[START RECORDS TO USE]

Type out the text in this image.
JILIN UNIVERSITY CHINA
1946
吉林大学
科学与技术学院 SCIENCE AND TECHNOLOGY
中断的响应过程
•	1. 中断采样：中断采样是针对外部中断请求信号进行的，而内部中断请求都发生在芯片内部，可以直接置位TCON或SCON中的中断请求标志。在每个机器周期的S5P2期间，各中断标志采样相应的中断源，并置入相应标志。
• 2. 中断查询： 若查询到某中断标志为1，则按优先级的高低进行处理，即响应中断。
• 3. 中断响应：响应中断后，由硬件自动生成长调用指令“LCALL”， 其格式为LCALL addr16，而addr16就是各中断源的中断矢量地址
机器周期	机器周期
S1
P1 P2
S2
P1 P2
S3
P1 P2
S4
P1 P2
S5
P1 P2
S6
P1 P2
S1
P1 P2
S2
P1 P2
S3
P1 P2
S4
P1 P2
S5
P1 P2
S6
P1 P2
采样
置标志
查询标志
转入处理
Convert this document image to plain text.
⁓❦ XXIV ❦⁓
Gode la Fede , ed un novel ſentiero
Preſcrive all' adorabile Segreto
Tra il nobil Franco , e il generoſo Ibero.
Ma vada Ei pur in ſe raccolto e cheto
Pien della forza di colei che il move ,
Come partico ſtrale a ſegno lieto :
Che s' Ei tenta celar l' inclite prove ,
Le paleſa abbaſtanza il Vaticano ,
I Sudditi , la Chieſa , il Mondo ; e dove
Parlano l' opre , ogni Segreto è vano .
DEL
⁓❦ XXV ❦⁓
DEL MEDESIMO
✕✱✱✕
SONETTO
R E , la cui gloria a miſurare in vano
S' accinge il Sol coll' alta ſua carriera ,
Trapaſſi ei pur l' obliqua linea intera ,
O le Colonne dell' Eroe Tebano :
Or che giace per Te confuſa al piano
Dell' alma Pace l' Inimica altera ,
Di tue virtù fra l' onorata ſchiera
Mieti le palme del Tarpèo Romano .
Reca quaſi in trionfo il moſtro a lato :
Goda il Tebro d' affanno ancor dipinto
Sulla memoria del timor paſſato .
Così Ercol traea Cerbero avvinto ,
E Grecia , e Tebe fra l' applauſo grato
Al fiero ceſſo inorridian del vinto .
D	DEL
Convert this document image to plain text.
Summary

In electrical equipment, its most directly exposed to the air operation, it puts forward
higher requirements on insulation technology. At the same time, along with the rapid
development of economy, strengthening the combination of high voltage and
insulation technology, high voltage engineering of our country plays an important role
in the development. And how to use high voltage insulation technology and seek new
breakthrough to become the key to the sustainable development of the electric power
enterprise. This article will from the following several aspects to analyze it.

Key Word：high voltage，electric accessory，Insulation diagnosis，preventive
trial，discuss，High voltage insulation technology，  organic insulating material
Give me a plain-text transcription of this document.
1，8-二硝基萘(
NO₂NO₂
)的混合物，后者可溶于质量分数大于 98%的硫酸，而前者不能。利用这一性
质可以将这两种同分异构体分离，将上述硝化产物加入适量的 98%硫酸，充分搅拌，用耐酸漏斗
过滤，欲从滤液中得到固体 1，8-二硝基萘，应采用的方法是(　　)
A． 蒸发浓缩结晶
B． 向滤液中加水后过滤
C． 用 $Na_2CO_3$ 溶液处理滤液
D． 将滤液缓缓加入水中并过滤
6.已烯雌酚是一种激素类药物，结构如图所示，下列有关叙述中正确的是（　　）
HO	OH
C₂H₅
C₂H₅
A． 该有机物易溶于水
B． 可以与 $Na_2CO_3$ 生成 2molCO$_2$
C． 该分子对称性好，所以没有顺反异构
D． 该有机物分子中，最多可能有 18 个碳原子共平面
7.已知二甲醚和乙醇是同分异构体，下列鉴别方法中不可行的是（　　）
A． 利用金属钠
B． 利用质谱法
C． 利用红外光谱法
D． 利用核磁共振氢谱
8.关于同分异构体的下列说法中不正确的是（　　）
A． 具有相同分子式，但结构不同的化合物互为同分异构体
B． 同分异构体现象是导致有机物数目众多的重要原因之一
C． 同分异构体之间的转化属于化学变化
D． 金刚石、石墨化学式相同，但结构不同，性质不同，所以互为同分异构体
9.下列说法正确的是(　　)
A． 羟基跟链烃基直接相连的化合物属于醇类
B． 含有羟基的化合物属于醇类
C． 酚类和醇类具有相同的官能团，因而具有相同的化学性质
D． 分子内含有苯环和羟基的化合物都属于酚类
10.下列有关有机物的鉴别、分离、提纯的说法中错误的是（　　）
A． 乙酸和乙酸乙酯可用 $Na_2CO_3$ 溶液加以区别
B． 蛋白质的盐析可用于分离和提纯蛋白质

[END RECORDS TO USE]

*AIM OF THE TASK*:
Copy every line of the material, please, keeping it exactly the same.

*RESULT*:
Type out the text in this image.
JILIN UNIVERSITY CHINA
1946
吉林大学
科学与技术学院 SCIENCE AND TECHNOLOGY
中断的响应过程
•	1. 中断采样：中断采样是针对外部中断请求信号进行的，而内部中断请求都发生在芯片内部，可以直接置位TCON或SCON中的中断请求标志。在每个机器周期的S5P2期间，各中断标志采样相应的中断源，并置入相应标志。
• 2. 中断查询： 若查询到某中断标志为1，则按优先级的高低进行处理，即响应中断。
• 3. 中断响应：响应中断后，由硬件自动生成长调用指令“LCALL”， 其格式为LCALL addr16，而addr16就是各中断源的中断矢量地址
机器周期	机器周期
S1
P1 P2
S2
P1 P2
S3
P1 P2
S4
P1 P2
S5
P1 P2
S6
P1 P2
S1
P1 P2
S2
P1 P2
S3
P1 P2
S4
P1 P2
S5
P1 P2
S6
P1 P2
采样
置标志
查询标志
转入处理
Convert this document image to plain text.
⁓❦ XXIV ❦⁓
Gode la Fede , ed un novel ſentiero
Preſcrive all' adorabile Segreto
Tra il nobil Franco , e il generoſo Ibero.
Ma vada Ei pur in ſe raccolto e cheto
Pien della forza di colei che il move ,
Come partico ſtrale a ſegno lieto :
Che s' Ei tenta celar l' inclite prove ,
Le paleſa abbaſtanza il Vaticano ,
I Sudditi , la Chieſa , il Mondo ; e dove
Parlano l' opre , ogni Segreto è vano .
DEL
⁓❦ XXV ❦⁓
DEL MEDESIMO
✕✱✱✕
SONETTO
R E , la cui gloria a miſurare in vano
S' accinge il Sol coll' alta ſua carriera ,
Trapaſſi ei pur l' obliqua linea intera ,
O le Colonne dell' Eroe Tebano :
Or che giace per Te confuſa al piano
Dell' alma Pace l' Inimica altera ,
Di tue virtù fra l' onorata ſchiera
Mieti le palme del Tarpèo Romano .
Reca quaſi in trionfo il moſtro a lato :
Goda il Tebro d' affanno ancor dipinto
Sulla memoria del timor paſſato .
Così Ercol traea Cerbero avvinto ,
E Grecia , e Tebe fra l' applauſo grato
Al fiero ceſſo inorridian del vinto .
D	DEL
Convert this document image to plain text.
Summary

In electrical equipment, its most directly exposed to the air operation, it puts forward
higher requirements on insulation technology. At the same time, along with the rapid
development of economy, strengthening the combination of high voltage and
insulation technology, high voltage engineering of our country plays an important role
in the development. And how to use high voltage insulation technology and seek new
breakthrough to become the key to the sustainable development of the electric power
enterprise. This article will from the following several aspects to analyze it.

Key Word：high voltage，electric accessory，Insulation diagnosis，preventive
trial，discuss，High voltage insulation technology，  organic insulating material
Give me a plain-text transcription of this document.
1，8-二硝基萘(
NO₂NO₂
)的混合物，后者可溶于质量分数大于 98%的硫酸，而前者不能。利用这一性
质可以将这两种同分异构体分离，将上述硝化产物加入适量的 98%硫酸，充分搅拌，用耐酸漏斗
过滤，欲从滤液中得到固体 1，8-二硝基萘，应采用的方法是(　　)
A． 蒸发浓缩结晶
B． 向滤液中加水后过滤
C． 用 $Na_2CO_3$ 溶液处理滤液
D． 将滤液缓缓加入水中并过滤
6.已烯雌酚是一种激素类药物，结构如图所示，下列有关叙述中正确的是（　　）
HO	OH
C₂H₅
C₂H₅
A． 该有机物易溶于水
B． 可以与 $Na_2CO_3$ 生成 2molCO$_2$
C． 该分子对称性好，所以没有顺反异构
D． 该有机物分子中，最多可能有 18 个碳原子共平面
7.已知二甲醚和乙醇是同分异构体，下列鉴别方法中不可行的是（　　）
A． 利用金属钠
B． 利用质谱法
C． 利用红外光谱法
D． 利用核磁共振氢谱
8.关于同分异构体的下列说法中不正确的是（　　）
A． 具有相同分子式，但结构不同的化合物互为同分异构体
B． 同分异构体现象是导致有机物数目众多的重要原因之一
C． 同分异构体之间的转化属于化学变化
D． 金刚石、石墨化学式相同，但结构不同，性质不同，所以互为同分异构体
9.下列说法正确的是(　　)
A． 羟基跟链烃基直接相连的化合物属于醇类
B． 含有羟基的化合物属于醇类
C． 酚类和醇类具有相同的官能团，因而具有相同的化学性质
D． 分子内含有苯环和羟基的化合物都属于酚类
10.下列有关有机物的鉴别、分离、提纯的说法中错误的是（　　）
A． 乙酸和乙酸乙酯可用 $Na_2CO_3$ 溶液加以区别
B． 蛋白质的盐析可用于分离和提纯蛋白质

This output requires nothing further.